[Start INPUT ROWS]

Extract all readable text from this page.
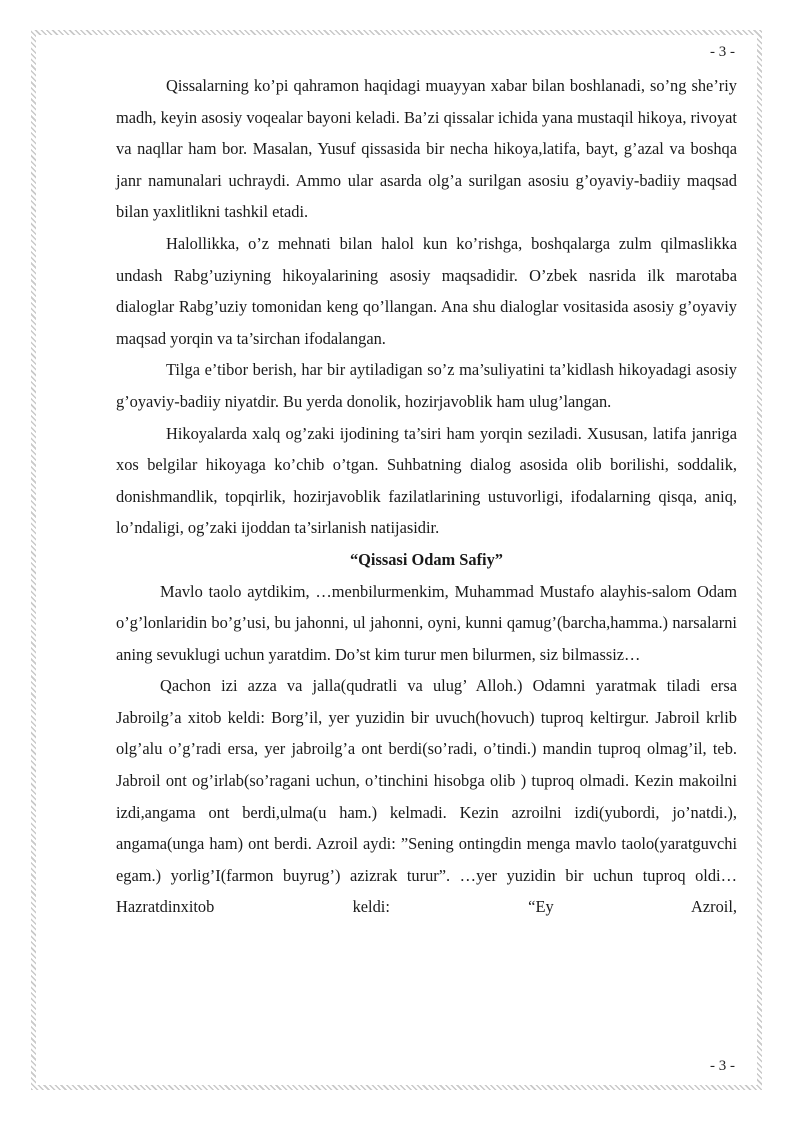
- 3 -

Qissalarning ko’pi qahramon haqidagi muayyan xabar bilan boshlanadi, so’ng she’riy madh, keyin asosiy voqealar bayoni keladi. Ba’zi qissalar ichida yana mustaqil hikoya, rivoyat va naqllar ham bor. Masalan, Yusuf qissasida bir necha hikoya,latifa, bayt, g’azal va boshqa janr namunalari uchraydi. Ammo ular asarda olg’a surilgan asosiu g’oyaviy-badiiy maqsad bilan yaxlitlikni tashkil etadi.

Halollikka, o’z mehnati bilan halol kun ko’rishga, boshqalarga zulm qilmaslikka undash Rabg’uziyning hikoyalarining asosiy maqsadidir. O’zbek nasrida ilk marotaba dialoglar Rabg’uziy tomonidan keng qo’llangan. Ana shu dialoglar vositasida asosiy g’oyaviy maqsad yorqin va ta’sirchan ifodalangan.

Tilga e’tibor berish, har bir aytiladigan so’z ma’suliyatini ta’kidlash hikoyadagi asosiy g’oyaviy-badiiy niyatdir. Bu yerda donolik, hozirjavoblik ham ulug’langan.

Hikoyalarda xalq og’zaki ijodining ta’siri ham yorqin seziladi. Xususan, latifa janriga xos belgilar hikoyaga ko’chib o’tgan. Suhbatning dialog asosida olib borilishi, soddalik, donishmandlik, topqirlik, hozirjavoblik fazilatlarining ustuvorligi, ifodalarning qisqa, aniq, lo’ndaligi, og’zaki ijoddan ta’sirlanish natijasidir.

“Qissasi Odam Safiy”

Mavlo taolo aytdikim, …menbilurmenkim, Muhammad Mustafo alayhis-salom Odam o’g’lonlaridin bo’g’usi, bu jahonni, ul jahonni, oyni, kunni qamug’(barcha,hamma.) narsalarni aning sevuklugi uchun yaratdim. Do’st kim turur men bilurmen, siz bilmassiz…

Qachon izi azza va jalla(qudratli va ulug’ Alloh.) Odamni yaratmak tiladi ersa Jabroilg’a xitob keldi: Borg’il, yer yuzidin bir uvuch(hovuch) tuproq keltirgur. Jabroil krlib olg’alu o’g’radi ersa, yer jabroilg’a ont berdi(so’radi, o’tindi.) mandin tuproq olmag’il, teb. Jabroil ont og’irlab(so’ragani uchun, o’tinchini hisobga olib ) tuproq olmadi. Kezin makoilni izdi,angama ont berdi,ulma(u ham.) kelmadi. Kezin azroilni izdi(yubordi, jo’natdi.), angama(unga ham) ont berdi. Azroil aydi: ”Sening ontingdin menga mavlo taolo(yaratguvchi egam.) yorlig’I(farmon buyrug’) azizrak turur”. …yer yuzidin bir uchun tuproq oldi… Hazratdinxitob keldi: “Ey Azroil,

- 3 -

[End INPUT ROWS]

* **PROBLEM DETAILS**
Omit the images and transcribe all of the records above word for word.

* **RESPONSE**
Extract all readable text from this page.
- 3 -

Qissalarning ko’pi qahramon haqidagi muayyan xabar bilan boshlanadi, so’ng she’riy madh, keyin asosiy voqealar bayoni keladi. Ba’zi qissalar ichida yana mustaqil hikoya, rivoyat va naqllar ham bor. Masalan, Yusuf qissasida bir necha hikoya,latifa, bayt, g’azal va boshqa janr namunalari uchraydi. Ammo ular asarda olg’a surilgan asosiu g’oyaviy-badiiy maqsad bilan yaxlitlikni tashkil etadi.

Halollikka, o’z mehnati bilan halol kun ko’rishga, boshqalarga zulm qilmaslikka undash Rabg’uziyning hikoyalarining asosiy maqsadidir. O’zbek nasrida ilk marotaba dialoglar Rabg’uziy tomonidan keng qo’llangan. Ana shu dialoglar vositasida asosiy g’oyaviy maqsad yorqin va ta’sirchan ifodalangan.

Tilga e’tibor berish, har bir aytiladigan so’z ma’suliyatini ta’kidlash hikoyadagi asosiy g’oyaviy-badiiy niyatdir. Bu yerda donolik, hozirjavoblik ham ulug’langan.

Hikoyalarda xalq og’zaki ijodining ta’siri ham yorqin seziladi. Xususan, latifa janriga xos belgilar hikoyaga ko’chib o’tgan. Suhbatning dialog asosida olib borilishi, soddalik, donishmandlik, topqirlik, hozirjavoblik fazilatlarining ustuvorligi, ifodalarning qisqa, aniq, lo’ndaligi, og’zaki ijoddan ta’sirlanish natijasidir.

“Qissasi Odam Safiy”

Mavlo taolo aytdikim, …menbilurmenkim, Muhammad Mustafo alayhis-salom Odam o’g’lonlaridin bo’g’usi, bu jahonni, ul jahonni, oyni, kunni qamug’(barcha,hamma.) narsalarni aning sevuklugi uchun yaratdim. Do’st kim turur men bilurmen, siz bilmassiz…

Qachon izi azza va jalla(qudratli va ulug’ Alloh.) Odamni yaratmak tiladi ersa Jabroilg’a xitob keldi: Borg’il, yer yuzidin bir uvuch(hovuch) tuproq keltirgur. Jabroil krlib olg’alu o’g’radi ersa, yer jabroilg’a ont berdi(so’radi, o’tindi.) mandin tuproq olmag’il, teb. Jabroil ont og’irlab(so’ragani uchun, o’tinchini hisobga olib ) tuproq olmadi. Kezin makoilni izdi,angama ont berdi,ulma(u ham.) kelmadi. Kezin azroilni izdi(yubordi, jo’natdi.), angama(unga ham) ont berdi. Azroil aydi: ”Sening ontingdin menga mavlo taolo(yaratguvchi egam.) yorlig’I(farmon buyrug’) azizrak turur”. …yer yuzidin bir uchun tuproq oldi… Hazratdinxitob keldi: “Ey Azroil,

- 3 -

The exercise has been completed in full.